- Task goal -
All lines below must be repeated exactly, with the pictures omitted.

- Data shown -
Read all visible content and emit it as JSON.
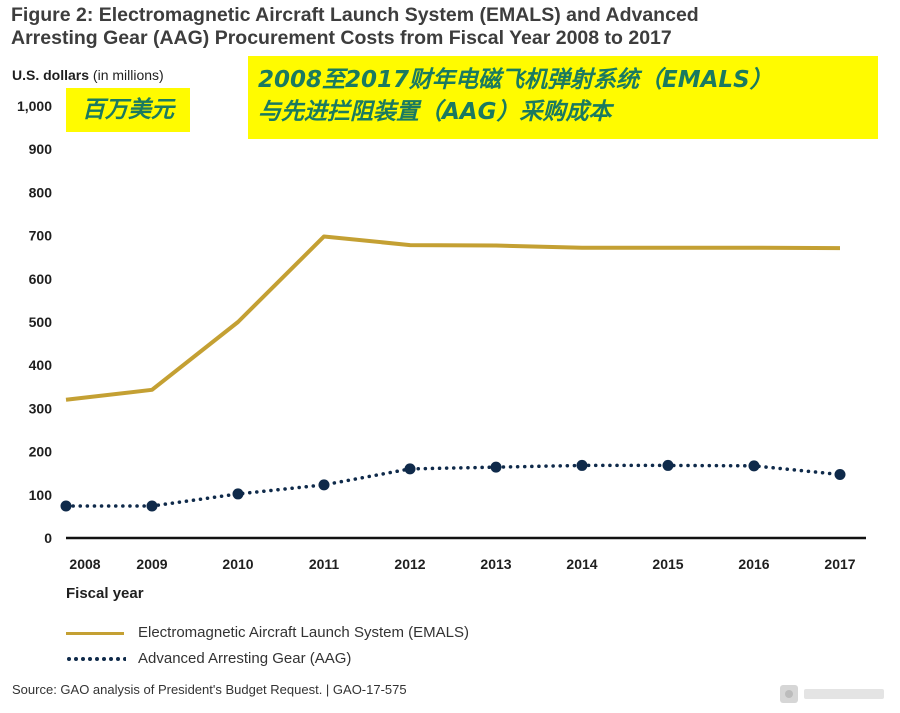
{
  "header": {
    "title_line1": "Figure 2: Electromagnetic Aircraft Launch System (EMALS) and Advanced",
    "title_line2": "Arresting Gear (AAG) Procurement Costs from Fiscal Year 2008 to 2017",
    "y_unit_main": "U.S. dollars",
    "y_unit_sub": "(in millions)"
  },
  "annotations": {
    "unit_cn": "百万美元",
    "title_cn_line1": "2008至2017财年电磁飞机弹射系统（EMALS）",
    "title_cn_line2": "与先进拦阻装置（AAG）采购成本",
    "highlight_color": "#fffb00",
    "text_color": "#1a7a60"
  },
  "chart_data": {
    "type": "line",
    "title": "Figure 2: Electromagnetic Aircraft Launch System (EMALS) and Advanced Arresting Gear (AAG) Procurement Costs from Fiscal Year 2008 to 2017",
    "xlabel": "Fiscal year",
    "ylabel": "U.S. dollars (in millions)",
    "x": [
      "2008",
      "2009",
      "2010",
      "2011",
      "2012",
      "2013",
      "2014",
      "2015",
      "2016",
      "2017"
    ],
    "ylim": [
      0,
      1000
    ],
    "yticks": [
      0,
      100,
      200,
      300,
      400,
      500,
      600,
      700,
      800,
      900,
      1000
    ],
    "ytick_labels": [
      "0",
      "100",
      "200",
      "300",
      "400",
      "500",
      "600",
      "700",
      "800",
      "900",
      "1,000"
    ],
    "grid": false,
    "legend_position": "bottom",
    "series": [
      {
        "name": "Electromagnetic Aircraft Launch System (EMALS)",
        "style": "solid",
        "color": "#c4a033",
        "values": [
          320,
          343,
          500,
          698,
          678,
          677,
          672,
          672,
          672,
          671
        ]
      },
      {
        "name": "Advanced Arresting Gear (AAG)",
        "style": "dotted",
        "color": "#0f2a4a",
        "values": [
          74,
          74,
          102,
          123,
          160,
          164,
          168,
          168,
          167,
          147
        ]
      }
    ]
  },
  "footer": {
    "source": "Source: GAO analysis of President's Budget Request.  |  GAO-17-575"
  }
}
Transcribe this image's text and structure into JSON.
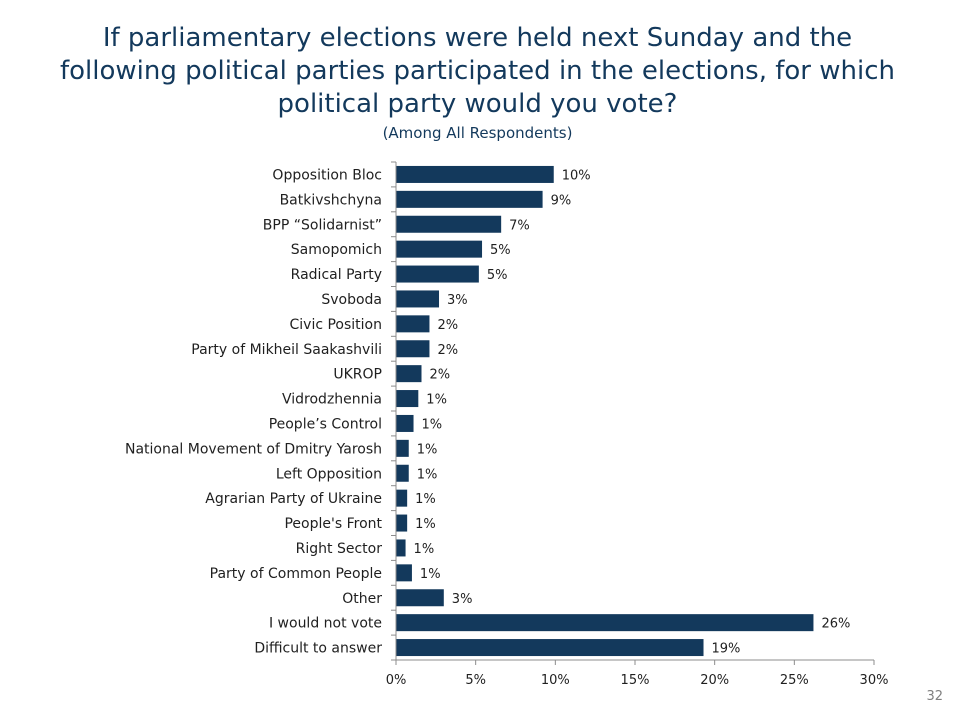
{
  "page": {
    "title_lines": [
      "If parliamentary elections were held next Sunday and the",
      "following political parties participated in the elections, for which",
      "political party would you vote?"
    ],
    "subtitle": "(Among All Respondents)",
    "page_number": "32"
  },
  "colors": {
    "bar": "#13395c",
    "title": "#13395c",
    "text": "#1f1f1f",
    "axis": "#8c8c8c"
  },
  "chart_data": {
    "type": "bar",
    "orientation": "horizontal",
    "title": "If parliamentary elections were held next Sunday and the following political parties participated in the elections, for which political party would you vote?",
    "subtitle": "(Among All Respondents)",
    "categories": [
      "Opposition Bloc",
      "Batkivshchyna",
      "BPP “Solidarnist”",
      "Samopomich",
      "Radical Party",
      "Svoboda",
      "Civic Position",
      "Party of Mikheil Saakashvili",
      "UKROP",
      "Vidrodzhennia",
      "People’s Control",
      "National Movement of Dmitry Yarosh",
      "Left Opposition",
      "Agrarian Party of Ukraine",
      "People's Front",
      "Right Sector",
      "Party of Common People",
      "Other",
      "I would not vote",
      "Difficult to answer"
    ],
    "values": [
      9.9,
      9.2,
      6.6,
      5.4,
      5.2,
      2.7,
      2.1,
      2.1,
      1.6,
      1.4,
      1.1,
      0.8,
      0.8,
      0.7,
      0.7,
      0.6,
      1.0,
      3.0,
      26.2,
      19.3
    ],
    "data_labels": [
      "10%",
      "9%",
      "7%",
      "5%",
      "5%",
      "3%",
      "2%",
      "2%",
      "2%",
      "1%",
      "1%",
      "1%",
      "1%",
      "1%",
      "1%",
      "1%",
      "1%",
      "3%",
      "26%",
      "19%"
    ],
    "xlim": [
      0,
      30
    ],
    "x_ticks": [
      0,
      5,
      10,
      15,
      20,
      25,
      30
    ],
    "x_tick_labels": [
      "0%",
      "5%",
      "10%",
      "15%",
      "20%",
      "25%",
      "30%"
    ],
    "xlabel": "",
    "ylabel": "",
    "grid": false,
    "legend": "none"
  }
}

- Complete answer -
Read all visible content and emit it as JSON.
{
  "header": {
    "title_line1": "Figure 2: Electromagnetic Aircraft Launch System (EMALS) and Advanced",
    "title_line2": "Arresting Gear (AAG) Procurement Costs from Fiscal Year 2008 to 2017",
    "y_unit_main": "U.S. dollars",
    "y_unit_sub": "(in millions)"
  },
  "annotations": {
    "unit_cn": "百万美元",
    "title_cn_line1": "2008至2017财年电磁飞机弹射系统（EMALS）",
    "title_cn_line2": "与先进拦阻装置（AAG）采购成本",
    "highlight_color": "#fffb00",
    "text_color": "#1a7a60"
  },
  "chart_data": {
    "type": "line",
    "title": "Figure 2: Electromagnetic Aircraft Launch System (EMALS) and Advanced Arresting Gear (AAG) Procurement Costs from Fiscal Year 2008 to 2017",
    "xlabel": "Fiscal year",
    "ylabel": "U.S. dollars (in millions)",
    "x": [
      "2008",
      "2009",
      "2010",
      "2011",
      "2012",
      "2013",
      "2014",
      "2015",
      "2016",
      "2017"
    ],
    "ylim": [
      0,
      1000
    ],
    "yticks": [
      0,
      100,
      200,
      300,
      400,
      500,
      600,
      700,
      800,
      900,
      1000
    ],
    "ytick_labels": [
      "0",
      "100",
      "200",
      "300",
      "400",
      "500",
      "600",
      "700",
      "800",
      "900",
      "1,000"
    ],
    "grid": false,
    "legend_position": "bottom",
    "series": [
      {
        "name": "Electromagnetic Aircraft Launch System (EMALS)",
        "style": "solid",
        "color": "#c4a033",
        "values": [
          320,
          343,
          500,
          698,
          678,
          677,
          672,
          672,
          672,
          671
        ]
      },
      {
        "name": "Advanced Arresting Gear (AAG)",
        "style": "dotted",
        "color": "#0f2a4a",
        "values": [
          74,
          74,
          102,
          123,
          160,
          164,
          168,
          168,
          167,
          147
        ]
      }
    ]
  },
  "footer": {
    "source": "Source: GAO analysis of President's Budget Request.  |  GAO-17-575"
  }
}
Transcribe this image's text and structure into JSON.
{
  "page": {
    "title_lines": [
      "If parliamentary elections were held next Sunday and the",
      "following political parties participated in the elections, for which",
      "political party would you vote?"
    ],
    "subtitle": "(Among All Respondents)",
    "page_number": "32"
  },
  "colors": {
    "bar": "#13395c",
    "title": "#13395c",
    "text": "#1f1f1f",
    "axis": "#8c8c8c"
  },
  "chart_data": {
    "type": "bar",
    "orientation": "horizontal",
    "title": "If parliamentary elections were held next Sunday and the following political parties participated in the elections, for which political party would you vote?",
    "subtitle": "(Among All Respondents)",
    "categories": [
      "Opposition Bloc",
      "Batkivshchyna",
      "BPP “Solidarnist”",
      "Samopomich",
      "Radical Party",
      "Svoboda",
      "Civic Position",
      "Party of Mikheil Saakashvili",
      "UKROP",
      "Vidrodzhennia",
      "People’s Control",
      "National Movement of Dmitry Yarosh",
      "Left Opposition",
      "Agrarian Party of Ukraine",
      "People's Front",
      "Right Sector",
      "Party of Common People",
      "Other",
      "I would not vote",
      "Difficult to answer"
    ],
    "values": [
      9.9,
      9.2,
      6.6,
      5.4,
      5.2,
      2.7,
      2.1,
      2.1,
      1.6,
      1.4,
      1.1,
      0.8,
      0.8,
      0.7,
      0.7,
      0.6,
      1.0,
      3.0,
      26.2,
      19.3
    ],
    "data_labels": [
      "10%",
      "9%",
      "7%",
      "5%",
      "5%",
      "3%",
      "2%",
      "2%",
      "2%",
      "1%",
      "1%",
      "1%",
      "1%",
      "1%",
      "1%",
      "1%",
      "1%",
      "3%",
      "26%",
      "19%"
    ],
    "xlim": [
      0,
      30
    ],
    "x_ticks": [
      0,
      5,
      10,
      15,
      20,
      25,
      30
    ],
    "x_tick_labels": [
      "0%",
      "5%",
      "10%",
      "15%",
      "20%",
      "25%",
      "30%"
    ],
    "xlabel": "",
    "ylabel": "",
    "grid": false,
    "legend": "none"
  }
}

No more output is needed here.